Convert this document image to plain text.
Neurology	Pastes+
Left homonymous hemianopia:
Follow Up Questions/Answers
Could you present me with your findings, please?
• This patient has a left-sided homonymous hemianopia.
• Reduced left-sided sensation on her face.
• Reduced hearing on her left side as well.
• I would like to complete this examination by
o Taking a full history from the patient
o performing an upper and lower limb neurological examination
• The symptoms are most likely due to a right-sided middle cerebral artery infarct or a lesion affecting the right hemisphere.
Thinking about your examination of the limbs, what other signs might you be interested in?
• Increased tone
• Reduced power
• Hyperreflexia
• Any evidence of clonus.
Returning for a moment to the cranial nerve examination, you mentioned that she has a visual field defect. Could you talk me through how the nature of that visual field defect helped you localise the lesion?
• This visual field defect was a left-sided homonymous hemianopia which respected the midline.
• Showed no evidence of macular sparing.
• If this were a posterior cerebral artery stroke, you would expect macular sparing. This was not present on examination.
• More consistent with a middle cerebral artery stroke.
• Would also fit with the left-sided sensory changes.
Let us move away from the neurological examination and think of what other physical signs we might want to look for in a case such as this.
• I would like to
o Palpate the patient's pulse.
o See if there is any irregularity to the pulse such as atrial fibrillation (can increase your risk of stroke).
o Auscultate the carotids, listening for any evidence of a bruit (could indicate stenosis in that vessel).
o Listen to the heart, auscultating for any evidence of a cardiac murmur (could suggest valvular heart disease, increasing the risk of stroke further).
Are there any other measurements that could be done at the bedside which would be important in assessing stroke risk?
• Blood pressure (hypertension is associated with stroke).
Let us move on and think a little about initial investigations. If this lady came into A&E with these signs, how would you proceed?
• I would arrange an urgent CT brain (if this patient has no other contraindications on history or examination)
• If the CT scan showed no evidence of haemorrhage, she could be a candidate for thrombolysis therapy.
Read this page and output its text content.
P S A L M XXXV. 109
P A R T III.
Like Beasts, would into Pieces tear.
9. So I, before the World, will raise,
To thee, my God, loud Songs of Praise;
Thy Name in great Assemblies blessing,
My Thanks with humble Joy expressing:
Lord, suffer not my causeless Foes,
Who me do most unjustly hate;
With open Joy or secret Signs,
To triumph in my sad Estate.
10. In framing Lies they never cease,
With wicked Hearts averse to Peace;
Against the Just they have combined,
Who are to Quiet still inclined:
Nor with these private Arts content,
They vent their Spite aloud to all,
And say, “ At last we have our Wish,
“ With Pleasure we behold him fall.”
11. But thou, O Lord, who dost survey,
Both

**WHAT YOU ARE ASKED TO DO**
Copy whichever lines in the listing above contain the word "have".

**SOLUTION FOR THIS TASK**
Against the Just they have combined,
And say, “ At last we have our Wish,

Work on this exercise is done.